Each entry below should be written out exactly as it is, with no pictures.

(Saved data entries)
• • • •

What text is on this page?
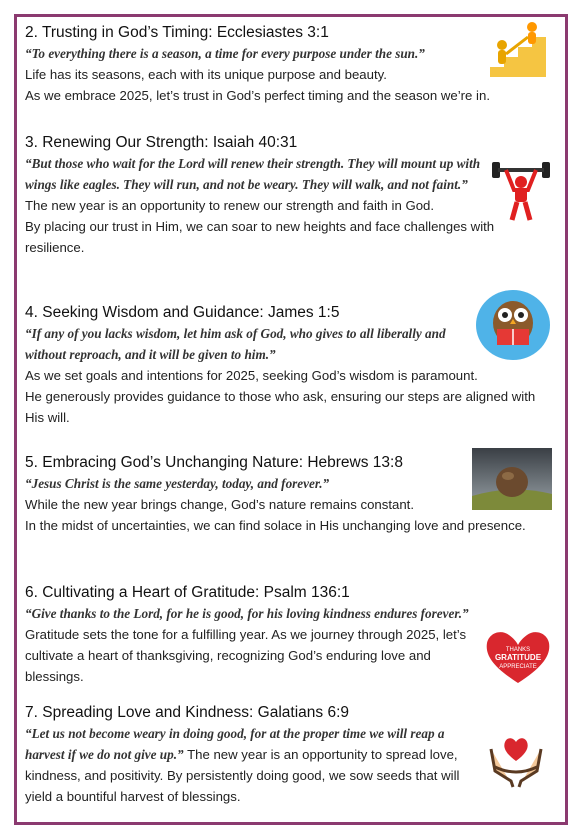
2. Trusting in God’s Timing: Ecclesiastes 3:1

“To everything there is a season, a time for every purpose under the sun.”

Life has its seasons, each with its unique purpose and beauty.

As we embrace 2025, let’s trust in God’s perfect timing and the season we’re in.

3. Renewing Our Strength: Isaiah 40:31

“But those who wait for the Lord will renew their strength. They will mount up with wings like eagles. They will run, and not be weary. They will walk, and not faint.”

The new year is an opportunity to renew our strength and faith in God.

By placing our trust in Him, we can soar to new heights and face challenges with resilience.

4. Seeking Wisdom and Guidance: James 1:5

“If any of you lacks wisdom, let him ask of God, who gives to all liberally and without reproach, and it will be given to him.”

As we set goals and intentions for 2025, seeking God’s wisdom is paramount.

He generously provides guidance to those who ask, ensuring our steps are aligned with His will.

5. Embracing God’s Unchanging Nature: Hebrews 13:8

“Jesus Christ is the same yesterday, today, and forever.”

While the new year brings change, God’s nature remains constant.

In the midst of uncertainties, we can find solace in His unchanging love and presence.

6. Cultivating a Heart of Gratitude: Psalm 136:1

“Give thanks to the Lord, for he is good, for his loving kindness endures forever.”

Gratitude sets the tone for a fulfilling year. As we journey through 2025, let’s cultivate a heart of thanksgiving, recognizing God’s enduring love and blessings.

THANKS
GRATITUDE
APPRECIATE

7. Spreading Love and Kindness: Galatians 6:9

“Let us not become weary in doing good, for at the proper time we will reap a harvest if we do not give up.” The new year is an opportunity to spread love, kindness, and positivity. By persistently doing good, we sow seeds that will yield a bountiful harvest of blessings.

• • • •

WRITTEN ANSWER >>
What text is on this page?
2. Trusting in God’s Timing: Ecclesiastes 3:1

“To everything there is a season, a time for every purpose under the sun.”

Life has its seasons, each with its unique purpose and beauty.

As we embrace 2025, let’s trust in God’s perfect timing and the season we’re in.

3. Renewing Our Strength: Isaiah 40:31

“But those who wait for the Lord will renew their strength. They will mount up with wings like eagles. They will run, and not be weary. They will walk, and not faint.”

The new year is an opportunity to renew our strength and faith in God.

By placing our trust in Him, we can soar to new heights and face challenges with resilience.

4. Seeking Wisdom and Guidance: James 1:5

“If any of you lacks wisdom, let him ask of God, who gives to all liberally and without reproach, and it will be given to him.”

As we set goals and intentions for 2025, seeking God’s wisdom is paramount.

He generously provides guidance to those who ask, ensuring our steps are aligned with His will.

5. Embracing God’s Unchanging Nature: Hebrews 13:8

“Jesus Christ is the same yesterday, today, and forever.”

While the new year brings change, God’s nature remains constant.

In the midst of uncertainties, we can find solace in His unchanging love and presence.

6. Cultivating a Heart of Gratitude: Psalm 136:1

“Give thanks to the Lord, for he is good, for his loving kindness endures forever.”

Gratitude sets the tone for a fulfilling year. As we journey through 2025, let’s cultivate a heart of thanksgiving, recognizing God’s enduring love and blessings.

THANKS
GRATITUDE
APPRECIATE

7. Spreading Love and Kindness: Galatians 6:9

“Let us not become weary in doing good, for at the proper time we will reap a harvest if we do not give up.” The new year is an opportunity to spread love, kindness, and positivity. By persistently doing good, we sow seeds that will yield a bountiful harvest of blessings.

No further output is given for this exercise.